> _What is expected_: Your task is to gather the lines below that hold the string "this".

> _Excerpted records_:
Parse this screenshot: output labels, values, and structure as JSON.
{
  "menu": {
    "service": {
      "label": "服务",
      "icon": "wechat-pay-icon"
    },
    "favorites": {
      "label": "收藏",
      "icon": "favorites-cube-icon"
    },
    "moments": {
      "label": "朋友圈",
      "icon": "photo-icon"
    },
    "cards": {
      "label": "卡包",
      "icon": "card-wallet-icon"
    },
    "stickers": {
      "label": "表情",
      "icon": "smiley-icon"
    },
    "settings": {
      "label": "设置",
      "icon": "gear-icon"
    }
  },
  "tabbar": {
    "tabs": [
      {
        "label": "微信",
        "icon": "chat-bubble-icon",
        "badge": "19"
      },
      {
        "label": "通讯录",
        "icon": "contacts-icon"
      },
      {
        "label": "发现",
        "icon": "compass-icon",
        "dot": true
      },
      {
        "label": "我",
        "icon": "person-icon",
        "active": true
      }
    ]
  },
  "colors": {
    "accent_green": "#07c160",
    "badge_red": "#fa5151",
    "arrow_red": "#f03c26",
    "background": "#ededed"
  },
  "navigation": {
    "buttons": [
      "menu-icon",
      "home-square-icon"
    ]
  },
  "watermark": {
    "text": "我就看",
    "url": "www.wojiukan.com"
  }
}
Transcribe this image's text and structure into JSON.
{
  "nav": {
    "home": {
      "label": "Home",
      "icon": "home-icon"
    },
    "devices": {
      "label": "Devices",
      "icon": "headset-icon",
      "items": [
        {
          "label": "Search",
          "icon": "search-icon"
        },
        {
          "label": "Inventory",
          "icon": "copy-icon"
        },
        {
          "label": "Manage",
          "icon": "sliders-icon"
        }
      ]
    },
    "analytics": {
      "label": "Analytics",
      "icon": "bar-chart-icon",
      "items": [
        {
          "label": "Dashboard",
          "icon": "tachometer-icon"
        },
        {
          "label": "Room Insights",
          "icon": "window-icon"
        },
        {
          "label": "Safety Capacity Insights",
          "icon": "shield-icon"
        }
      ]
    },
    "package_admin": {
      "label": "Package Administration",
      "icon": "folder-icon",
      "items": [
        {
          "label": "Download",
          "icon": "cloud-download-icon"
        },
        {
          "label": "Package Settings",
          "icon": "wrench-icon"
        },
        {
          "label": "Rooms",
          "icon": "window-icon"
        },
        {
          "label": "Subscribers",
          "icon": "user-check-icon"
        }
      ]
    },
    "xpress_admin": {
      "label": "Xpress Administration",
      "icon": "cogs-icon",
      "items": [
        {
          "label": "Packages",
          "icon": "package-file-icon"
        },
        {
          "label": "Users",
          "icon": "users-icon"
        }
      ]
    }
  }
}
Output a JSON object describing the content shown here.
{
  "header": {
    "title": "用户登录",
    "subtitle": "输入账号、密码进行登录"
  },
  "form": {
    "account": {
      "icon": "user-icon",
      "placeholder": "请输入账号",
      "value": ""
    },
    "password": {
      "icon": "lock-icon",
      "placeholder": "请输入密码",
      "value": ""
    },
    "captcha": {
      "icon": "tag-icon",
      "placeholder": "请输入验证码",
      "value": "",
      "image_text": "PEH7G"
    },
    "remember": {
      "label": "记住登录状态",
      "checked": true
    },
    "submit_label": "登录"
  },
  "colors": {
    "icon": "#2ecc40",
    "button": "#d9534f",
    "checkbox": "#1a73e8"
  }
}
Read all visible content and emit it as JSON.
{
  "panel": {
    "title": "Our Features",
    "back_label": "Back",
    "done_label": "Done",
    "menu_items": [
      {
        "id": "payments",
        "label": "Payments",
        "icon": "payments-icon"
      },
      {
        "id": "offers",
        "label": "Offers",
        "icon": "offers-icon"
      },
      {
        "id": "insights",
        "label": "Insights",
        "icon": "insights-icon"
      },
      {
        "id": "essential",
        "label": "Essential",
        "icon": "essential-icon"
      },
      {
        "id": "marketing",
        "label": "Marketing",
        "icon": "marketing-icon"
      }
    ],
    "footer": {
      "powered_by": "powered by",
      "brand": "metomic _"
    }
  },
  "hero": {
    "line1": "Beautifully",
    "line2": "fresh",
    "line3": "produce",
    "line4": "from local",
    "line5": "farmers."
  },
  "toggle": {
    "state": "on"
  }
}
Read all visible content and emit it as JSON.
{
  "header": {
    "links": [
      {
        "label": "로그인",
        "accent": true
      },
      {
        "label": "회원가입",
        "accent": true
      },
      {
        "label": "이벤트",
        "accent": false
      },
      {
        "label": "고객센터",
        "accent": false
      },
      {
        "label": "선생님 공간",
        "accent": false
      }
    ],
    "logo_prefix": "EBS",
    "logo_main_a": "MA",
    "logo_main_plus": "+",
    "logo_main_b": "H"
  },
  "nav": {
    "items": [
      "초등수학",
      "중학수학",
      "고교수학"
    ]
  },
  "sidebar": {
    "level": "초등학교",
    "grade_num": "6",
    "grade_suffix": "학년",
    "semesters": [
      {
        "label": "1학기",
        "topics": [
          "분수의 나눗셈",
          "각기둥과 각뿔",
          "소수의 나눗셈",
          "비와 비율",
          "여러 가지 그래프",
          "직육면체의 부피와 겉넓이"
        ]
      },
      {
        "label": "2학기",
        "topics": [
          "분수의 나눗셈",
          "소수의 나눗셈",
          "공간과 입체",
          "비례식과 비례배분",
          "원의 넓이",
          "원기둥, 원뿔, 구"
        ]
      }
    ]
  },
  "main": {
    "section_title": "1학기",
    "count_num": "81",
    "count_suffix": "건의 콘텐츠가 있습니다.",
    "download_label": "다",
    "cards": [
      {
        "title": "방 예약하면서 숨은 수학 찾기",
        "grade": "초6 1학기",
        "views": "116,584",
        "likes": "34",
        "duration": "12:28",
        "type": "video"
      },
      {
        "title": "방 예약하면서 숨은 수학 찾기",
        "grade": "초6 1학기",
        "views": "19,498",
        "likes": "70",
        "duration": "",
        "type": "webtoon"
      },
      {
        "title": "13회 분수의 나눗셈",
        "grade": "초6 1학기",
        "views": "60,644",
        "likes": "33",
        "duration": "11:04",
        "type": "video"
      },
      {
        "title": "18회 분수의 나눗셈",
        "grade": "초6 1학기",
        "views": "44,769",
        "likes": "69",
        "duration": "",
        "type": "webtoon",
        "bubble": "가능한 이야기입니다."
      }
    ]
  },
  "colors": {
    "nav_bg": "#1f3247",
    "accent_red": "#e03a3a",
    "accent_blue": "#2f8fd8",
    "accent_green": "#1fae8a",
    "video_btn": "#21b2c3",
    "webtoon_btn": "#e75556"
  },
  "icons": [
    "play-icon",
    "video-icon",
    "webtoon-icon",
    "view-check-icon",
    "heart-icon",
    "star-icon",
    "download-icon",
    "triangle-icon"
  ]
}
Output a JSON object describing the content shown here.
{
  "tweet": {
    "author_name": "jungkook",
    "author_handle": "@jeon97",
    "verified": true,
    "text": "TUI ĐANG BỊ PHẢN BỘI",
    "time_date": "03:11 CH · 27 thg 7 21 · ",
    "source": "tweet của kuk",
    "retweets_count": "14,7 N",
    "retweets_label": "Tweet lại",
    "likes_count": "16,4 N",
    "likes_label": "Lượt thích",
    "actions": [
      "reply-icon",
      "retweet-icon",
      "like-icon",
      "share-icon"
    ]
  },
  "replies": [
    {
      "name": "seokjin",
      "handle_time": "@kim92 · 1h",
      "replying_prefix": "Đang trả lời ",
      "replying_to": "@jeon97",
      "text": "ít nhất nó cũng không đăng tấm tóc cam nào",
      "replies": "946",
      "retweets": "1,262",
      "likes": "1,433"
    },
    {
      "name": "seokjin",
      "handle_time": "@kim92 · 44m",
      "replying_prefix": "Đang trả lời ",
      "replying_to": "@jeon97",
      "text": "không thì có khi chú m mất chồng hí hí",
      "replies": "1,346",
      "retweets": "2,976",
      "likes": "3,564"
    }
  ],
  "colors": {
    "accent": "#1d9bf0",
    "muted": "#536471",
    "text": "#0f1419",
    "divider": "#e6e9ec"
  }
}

> _Output below_:
Parse this screenshot: output labels, values, and structure as JSON.
Transcribe this image's text and structure into JSON.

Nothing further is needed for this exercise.